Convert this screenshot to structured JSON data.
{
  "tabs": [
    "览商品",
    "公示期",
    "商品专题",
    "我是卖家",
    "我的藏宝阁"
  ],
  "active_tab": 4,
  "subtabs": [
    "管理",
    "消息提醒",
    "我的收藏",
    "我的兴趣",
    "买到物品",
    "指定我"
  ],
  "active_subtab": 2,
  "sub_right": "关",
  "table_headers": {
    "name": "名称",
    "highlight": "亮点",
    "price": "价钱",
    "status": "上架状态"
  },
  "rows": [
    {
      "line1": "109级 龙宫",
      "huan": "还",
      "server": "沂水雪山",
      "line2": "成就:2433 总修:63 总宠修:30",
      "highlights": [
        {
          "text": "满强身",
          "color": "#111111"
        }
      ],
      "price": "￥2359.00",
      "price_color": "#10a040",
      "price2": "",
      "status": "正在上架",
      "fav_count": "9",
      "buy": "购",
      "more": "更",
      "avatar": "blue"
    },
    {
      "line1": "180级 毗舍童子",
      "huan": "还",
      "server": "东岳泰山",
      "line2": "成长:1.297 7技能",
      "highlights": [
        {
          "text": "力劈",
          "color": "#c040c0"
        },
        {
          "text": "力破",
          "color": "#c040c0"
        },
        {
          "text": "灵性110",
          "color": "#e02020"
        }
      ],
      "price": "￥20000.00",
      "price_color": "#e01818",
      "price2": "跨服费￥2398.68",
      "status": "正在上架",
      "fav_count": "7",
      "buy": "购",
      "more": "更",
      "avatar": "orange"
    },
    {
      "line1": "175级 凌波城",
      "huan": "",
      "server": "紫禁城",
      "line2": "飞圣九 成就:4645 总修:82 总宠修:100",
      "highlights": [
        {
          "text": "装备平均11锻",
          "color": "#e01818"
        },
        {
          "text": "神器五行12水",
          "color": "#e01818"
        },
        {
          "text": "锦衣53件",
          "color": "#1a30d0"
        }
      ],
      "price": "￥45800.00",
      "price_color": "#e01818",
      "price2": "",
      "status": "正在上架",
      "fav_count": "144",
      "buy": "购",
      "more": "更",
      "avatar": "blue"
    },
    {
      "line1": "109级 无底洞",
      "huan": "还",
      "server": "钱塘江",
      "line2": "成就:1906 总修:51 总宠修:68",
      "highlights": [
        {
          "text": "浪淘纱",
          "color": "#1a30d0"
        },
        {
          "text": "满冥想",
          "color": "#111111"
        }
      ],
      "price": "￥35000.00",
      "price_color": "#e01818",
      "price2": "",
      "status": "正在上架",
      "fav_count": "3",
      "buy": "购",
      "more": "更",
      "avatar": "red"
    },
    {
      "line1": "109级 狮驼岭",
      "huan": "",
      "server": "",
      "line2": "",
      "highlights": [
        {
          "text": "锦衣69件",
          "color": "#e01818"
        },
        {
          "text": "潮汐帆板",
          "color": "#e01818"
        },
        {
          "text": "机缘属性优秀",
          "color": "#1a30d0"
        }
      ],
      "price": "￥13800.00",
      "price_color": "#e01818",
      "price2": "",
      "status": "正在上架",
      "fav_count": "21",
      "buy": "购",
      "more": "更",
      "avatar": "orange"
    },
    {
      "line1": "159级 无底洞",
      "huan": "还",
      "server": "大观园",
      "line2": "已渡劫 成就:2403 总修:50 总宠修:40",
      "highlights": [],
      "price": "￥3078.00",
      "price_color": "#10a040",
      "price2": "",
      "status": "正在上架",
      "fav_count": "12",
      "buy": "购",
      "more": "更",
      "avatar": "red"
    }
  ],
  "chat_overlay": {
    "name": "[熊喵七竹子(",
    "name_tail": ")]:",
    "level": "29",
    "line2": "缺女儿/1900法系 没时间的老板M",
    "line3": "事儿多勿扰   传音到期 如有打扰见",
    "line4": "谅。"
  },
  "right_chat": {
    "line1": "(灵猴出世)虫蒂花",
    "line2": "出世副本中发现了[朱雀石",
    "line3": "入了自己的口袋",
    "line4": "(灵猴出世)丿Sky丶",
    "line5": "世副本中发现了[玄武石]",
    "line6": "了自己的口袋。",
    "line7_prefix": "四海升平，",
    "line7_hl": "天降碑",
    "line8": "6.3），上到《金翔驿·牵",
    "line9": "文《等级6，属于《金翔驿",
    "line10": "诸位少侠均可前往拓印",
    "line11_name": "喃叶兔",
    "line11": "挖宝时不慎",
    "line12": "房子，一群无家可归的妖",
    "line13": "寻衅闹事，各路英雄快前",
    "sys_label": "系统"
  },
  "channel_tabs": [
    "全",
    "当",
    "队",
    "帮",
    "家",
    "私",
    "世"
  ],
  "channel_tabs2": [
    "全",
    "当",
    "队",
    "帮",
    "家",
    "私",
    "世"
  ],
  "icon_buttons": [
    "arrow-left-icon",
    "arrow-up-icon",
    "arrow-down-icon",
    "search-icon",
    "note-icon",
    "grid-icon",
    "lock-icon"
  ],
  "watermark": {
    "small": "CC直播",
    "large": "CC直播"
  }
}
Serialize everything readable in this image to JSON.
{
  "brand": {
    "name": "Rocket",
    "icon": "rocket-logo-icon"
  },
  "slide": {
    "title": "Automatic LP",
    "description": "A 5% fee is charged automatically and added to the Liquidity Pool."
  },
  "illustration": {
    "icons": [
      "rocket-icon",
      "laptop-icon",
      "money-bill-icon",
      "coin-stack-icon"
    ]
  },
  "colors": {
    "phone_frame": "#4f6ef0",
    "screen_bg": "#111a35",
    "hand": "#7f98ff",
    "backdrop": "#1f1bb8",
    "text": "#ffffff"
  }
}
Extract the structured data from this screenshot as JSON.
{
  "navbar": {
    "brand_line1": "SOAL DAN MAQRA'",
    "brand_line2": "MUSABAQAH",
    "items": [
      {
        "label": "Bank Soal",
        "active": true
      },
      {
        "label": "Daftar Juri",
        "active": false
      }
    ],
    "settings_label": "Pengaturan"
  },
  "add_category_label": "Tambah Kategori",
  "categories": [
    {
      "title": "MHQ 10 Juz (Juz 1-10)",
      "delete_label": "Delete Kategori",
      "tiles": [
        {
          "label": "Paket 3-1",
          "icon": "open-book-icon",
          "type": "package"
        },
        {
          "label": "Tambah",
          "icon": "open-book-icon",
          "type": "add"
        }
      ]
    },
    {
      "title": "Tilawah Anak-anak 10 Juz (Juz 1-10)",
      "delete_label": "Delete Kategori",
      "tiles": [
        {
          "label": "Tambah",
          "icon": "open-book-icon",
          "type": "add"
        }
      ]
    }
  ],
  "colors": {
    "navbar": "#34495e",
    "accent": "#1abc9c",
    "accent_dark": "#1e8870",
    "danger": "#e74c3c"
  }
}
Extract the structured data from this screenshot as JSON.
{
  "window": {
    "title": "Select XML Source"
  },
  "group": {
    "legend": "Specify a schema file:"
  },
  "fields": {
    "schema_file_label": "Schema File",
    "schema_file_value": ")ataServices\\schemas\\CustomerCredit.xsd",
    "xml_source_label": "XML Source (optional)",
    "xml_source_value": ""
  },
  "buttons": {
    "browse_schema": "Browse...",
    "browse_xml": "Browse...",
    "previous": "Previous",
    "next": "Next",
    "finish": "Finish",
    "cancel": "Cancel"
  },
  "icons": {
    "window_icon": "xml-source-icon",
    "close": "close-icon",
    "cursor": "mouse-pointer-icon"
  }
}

○ ○ ○ ○ ○ ○ ○

The records above should be repeated in full, exactly as given.

Completed exercise
Convert this screenshot to structured JSON data.
{
  "tabs": [
    "览商品",
    "公示期",
    "商品专题",
    "我是卖家",
    "我的藏宝阁"
  ],
  "active_tab": 4,
  "subtabs": [
    "管理",
    "消息提醒",
    "我的收藏",
    "我的兴趣",
    "买到物品",
    "指定我"
  ],
  "active_subtab": 2,
  "sub_right": "关",
  "table_headers": {
    "name": "名称",
    "highlight": "亮点",
    "price": "价钱",
    "status": "上架状态"
  },
  "rows": [
    {
      "line1": "109级 龙宫",
      "huan": "还",
      "server": "沂水雪山",
      "line2": "成就:2433 总修:63 总宠修:30",
      "highlights": [
        {
          "text": "满强身",
          "color": "#111111"
        }
      ],
      "price": "￥2359.00",
      "price_color": "#10a040",
      "price2": "",
      "status": "正在上架",
      "fav_count": "9",
      "buy": "购",
      "more": "更",
      "avatar": "blue"
    },
    {
      "line1": "180级 毗舍童子",
      "huan": "还",
      "server": "东岳泰山",
      "line2": "成长:1.297 7技能",
      "highlights": [
        {
          "text": "力劈",
          "color": "#c040c0"
        },
        {
          "text": "力破",
          "color": "#c040c0"
        },
        {
          "text": "灵性110",
          "color": "#e02020"
        }
      ],
      "price": "￥20000.00",
      "price_color": "#e01818",
      "price2": "跨服费￥2398.68",
      "status": "正在上架",
      "fav_count": "7",
      "buy": "购",
      "more": "更",
      "avatar": "orange"
    },
    {
      "line1": "175级 凌波城",
      "huan": "",
      "server": "紫禁城",
      "line2": "飞圣九 成就:4645 总修:82 总宠修:100",
      "highlights": [
        {
          "text": "装备平均11锻",
          "color": "#e01818"
        },
        {
          "text": "神器五行12水",
          "color": "#e01818"
        },
        {
          "text": "锦衣53件",
          "color": "#1a30d0"
        }
      ],
      "price": "￥45800.00",
      "price_color": "#e01818",
      "price2": "",
      "status": "正在上架",
      "fav_count": "144",
      "buy": "购",
      "more": "更",
      "avatar": "blue"
    },
    {
      "line1": "109级 无底洞",
      "huan": "还",
      "server": "钱塘江",
      "line2": "成就:1906 总修:51 总宠修:68",
      "highlights": [
        {
          "text": "浪淘纱",
          "color": "#1a30d0"
        },
        {
          "text": "满冥想",
          "color": "#111111"
        }
      ],
      "price": "￥35000.00",
      "price_color": "#e01818",
      "price2": "",
      "status": "正在上架",
      "fav_count": "3",
      "buy": "购",
      "more": "更",
      "avatar": "red"
    },
    {
      "line1": "109级 狮驼岭",
      "huan": "",
      "server": "",
      "line2": "",
      "highlights": [
        {
          "text": "锦衣69件",
          "color": "#e01818"
        },
        {
          "text": "潮汐帆板",
          "color": "#e01818"
        },
        {
          "text": "机缘属性优秀",
          "color": "#1a30d0"
        }
      ],
      "price": "￥13800.00",
      "price_color": "#e01818",
      "price2": "",
      "status": "正在上架",
      "fav_count": "21",
      "buy": "购",
      "more": "更",
      "avatar": "orange"
    },
    {
      "line1": "159级 无底洞",
      "huan": "还",
      "server": "大观园",
      "line2": "已渡劫 成就:2403 总修:50 总宠修:40",
      "highlights": [],
      "price": "￥3078.00",
      "price_color": "#10a040",
      "price2": "",
      "status": "正在上架",
      "fav_count": "12",
      "buy": "购",
      "more": "更",
      "avatar": "red"
    }
  ],
  "chat_overlay": {
    "name": "[熊喵七竹子(",
    "name_tail": ")]:",
    "level": "29",
    "line2": "缺女儿/1900法系 没时间的老板M",
    "line3": "事儿多勿扰   传音到期 如有打扰见",
    "line4": "谅。"
  },
  "right_chat": {
    "line1": "(灵猴出世)虫蒂花",
    "line2": "出世副本中发现了[朱雀石",
    "line3": "入了自己的口袋",
    "line4": "(灵猴出世)丿Sky丶",
    "line5": "世副本中发现了[玄武石]",
    "line6": "了自己的口袋。",
    "line7_prefix": "四海升平，",
    "line7_hl": "天降碑",
    "line8": "6.3），上到《金翔驿·牵",
    "line9": "文《等级6，属于《金翔驿",
    "line10": "诸位少侠均可前往拓印",
    "line11_name": "喃叶兔",
    "line11": "挖宝时不慎",
    "line12": "房子，一群无家可归的妖",
    "line13": "寻衅闹事，各路英雄快前",
    "sys_label": "系统"
  },
  "channel_tabs": [
    "全",
    "当",
    "队",
    "帮",
    "家",
    "私",
    "世"
  ],
  "channel_tabs2": [
    "全",
    "当",
    "队",
    "帮",
    "家",
    "私",
    "世"
  ],
  "icon_buttons": [
    "arrow-left-icon",
    "arrow-up-icon",
    "arrow-down-icon",
    "search-icon",
    "note-icon",
    "grid-icon",
    "lock-icon"
  ],
  "watermark": {
    "small": "CC直播",
    "large": "CC直播"
  }
}
Serialize everything readable in this image to JSON.
{
  "brand": {
    "name": "Rocket",
    "icon": "rocket-logo-icon"
  },
  "slide": {
    "title": "Automatic LP",
    "description": "A 5% fee is charged automatically and added to the Liquidity Pool."
  },
  "illustration": {
    "icons": [
      "rocket-icon",
      "laptop-icon",
      "money-bill-icon",
      "coin-stack-icon"
    ]
  },
  "colors": {
    "phone_frame": "#4f6ef0",
    "screen_bg": "#111a35",
    "hand": "#7f98ff",
    "backdrop": "#1f1bb8",
    "text": "#ffffff"
  }
}
Extract the structured data from this screenshot as JSON.
{
  "navbar": {
    "brand_line1": "SOAL DAN MAQRA'",
    "brand_line2": "MUSABAQAH",
    "items": [
      {
        "label": "Bank Soal",
        "active": true
      },
      {
        "label": "Daftar Juri",
        "active": false
      }
    ],
    "settings_label": "Pengaturan"
  },
  "add_category_label": "Tambah Kategori",
  "categories": [
    {
      "title": "MHQ 10 Juz (Juz 1-10)",
      "delete_label": "Delete Kategori",
      "tiles": [
        {
          "label": "Paket 3-1",
          "icon": "open-book-icon",
          "type": "package"
        },
        {
          "label": "Tambah",
          "icon": "open-book-icon",
          "type": "add"
        }
      ]
    },
    {
      "title": "Tilawah Anak-anak 10 Juz (Juz 1-10)",
      "delete_label": "Delete Kategori",
      "tiles": [
        {
          "label": "Tambah",
          "icon": "open-book-icon",
          "type": "add"
        }
      ]
    }
  ],
  "colors": {
    "navbar": "#34495e",
    "accent": "#1abc9c",
    "accent_dark": "#1e8870",
    "danger": "#e74c3c"
  }
}
Extract the structured data from this screenshot as JSON.
{
  "window": {
    "title": "Select XML Source"
  },
  "group": {
    "legend": "Specify a schema file:"
  },
  "fields": {
    "schema_file_label": "Schema File",
    "schema_file_value": ")ataServices\\schemas\\CustomerCredit.xsd",
    "xml_source_label": "XML Source (optional)",
    "xml_source_value": ""
  },
  "buttons": {
    "browse_schema": "Browse...",
    "browse_xml": "Browse...",
    "previous": "Previous",
    "next": "Next",
    "finish": "Finish",
    "cancel": "Cancel"
  },
  "icons": {
    "window_icon": "xml-source-icon",
    "close": "close-icon",
    "cursor": "mouse-pointer-icon"
  }
}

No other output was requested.